— Start —
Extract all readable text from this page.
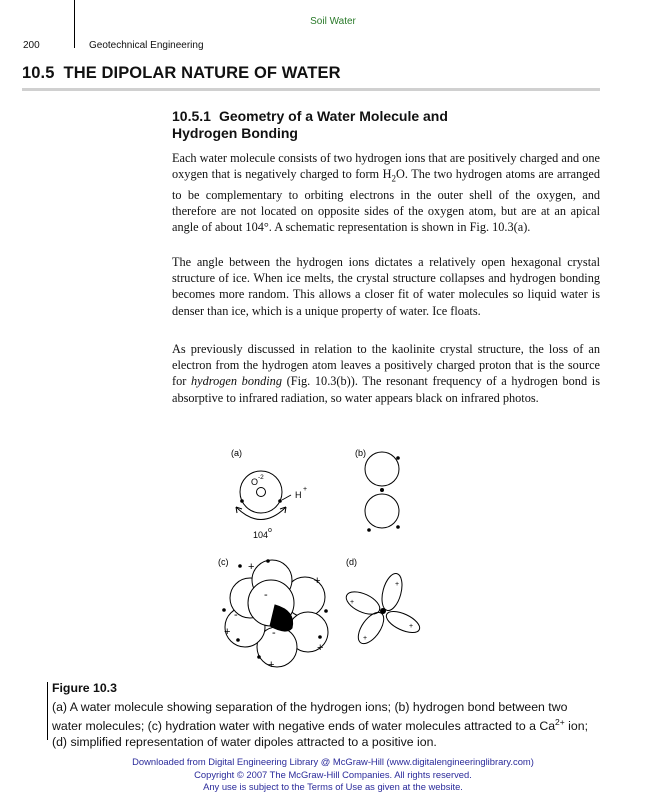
Soil Water
200	Geotechnical Engineering
10.5 THE DIPOLAR NATURE OF WATER
10.5.1 Geometry of a Water Molecule and
Hydrogen Bonding

Each water molecule consists of two hydrogen ions that are positively charged and one oxygen that is negatively charged to form $H_2O$. The two hydrogen atoms are arranged to be complementary to orbiting electrons in the outer shell of the oxygen, and therefore are not located on opposite sides of the oxygen atom, but are at an apical angle of about 104°. A schematic representation is shown in Fig. 10.3(a).

The angle between the hydrogen ions dictates a relatively open hexagonal crystal structure of ice. When ice melts, the crystal structure collapses and hydrogen bonding becomes more random. This allows a closer fit of water molecules so liquid water is denser than ice, which is a unique property of water. Ice floats.

As previously discussed in relation to the kaolinite crystal structure, the loss of an electron from the hydrogen atom leaves a positively charged proton that is the source for hydrogen bonding (Fig. 10.3(b)). The resonant frequency of a hydrogen bond is absorptive to infrared radiation, so water appears black on infrared photos.

(a)
O -2
H
+
104 o
(b)
(c)
-
-
-
+
+
+
+
+
(d)
+
+
+
+
Figure 10.3

(a) A water molecule showing separation of the hydrogen ions; (b) hydrogen bond between two water molecules; (c) hydration water with negative ends of water molecules attracted to a $Ca^{2+}$ ion; (d) simplified representation of water dipoles attracted to a positive ion.

Downloaded from Digital Engineering Library @ McGraw-Hill (www.digitalengineeringlibrary.com)
Copyright © 2007 The McGraw-Hill Companies. All rights reserved.
Any use is subject to the Terms of Use as given at the website.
— End —
**Brief:** Write every entry out again exactly, dropping the pictures.

**Written reply:**
Extract all readable text from this page.
Soil Water
200	Geotechnical Engineering
10.5 THE DIPOLAR NATURE OF WATER
10.5.1 Geometry of a Water Molecule and
Hydrogen Bonding

Each water molecule consists of two hydrogen ions that are positively charged and one oxygen that is negatively charged to form $H_2O$. The two hydrogen atoms are arranged to be complementary to orbiting electrons in the outer shell of the oxygen, and therefore are not located on opposite sides of the oxygen atom, but are at an apical angle of about 104°. A schematic representation is shown in Fig. 10.3(a).

The angle between the hydrogen ions dictates a relatively open hexagonal crystal structure of ice. When ice melts, the crystal structure collapses and hydrogen bonding becomes more random. This allows a closer fit of water molecules so liquid water is denser than ice, which is a unique property of water. Ice floats.

As previously discussed in relation to the kaolinite crystal structure, the loss of an electron from the hydrogen atom leaves a positively charged proton that is the source for hydrogen bonding (Fig. 10.3(b)). The resonant frequency of a hydrogen bond is absorptive to infrared radiation, so water appears black on infrared photos.

(a)
O -2
H
+
104 o
(b)
(c)
-
-
-
+
+
+
+
+
(d)
+
+
+
+
Figure 10.3

(a) A water molecule showing separation of the hydrogen ions; (b) hydrogen bond between two water molecules; (c) hydration water with negative ends of water molecules attracted to a $Ca^{2+}$ ion; (d) simplified representation of water dipoles attracted to a positive ion.

Downloaded from Digital Engineering Library @ McGraw-Hill (www.digitalengineeringlibrary.com)
Copyright © 2007 The McGraw-Hill Companies. All rights reserved.
Any use is subject to the Terms of Use as given at the website.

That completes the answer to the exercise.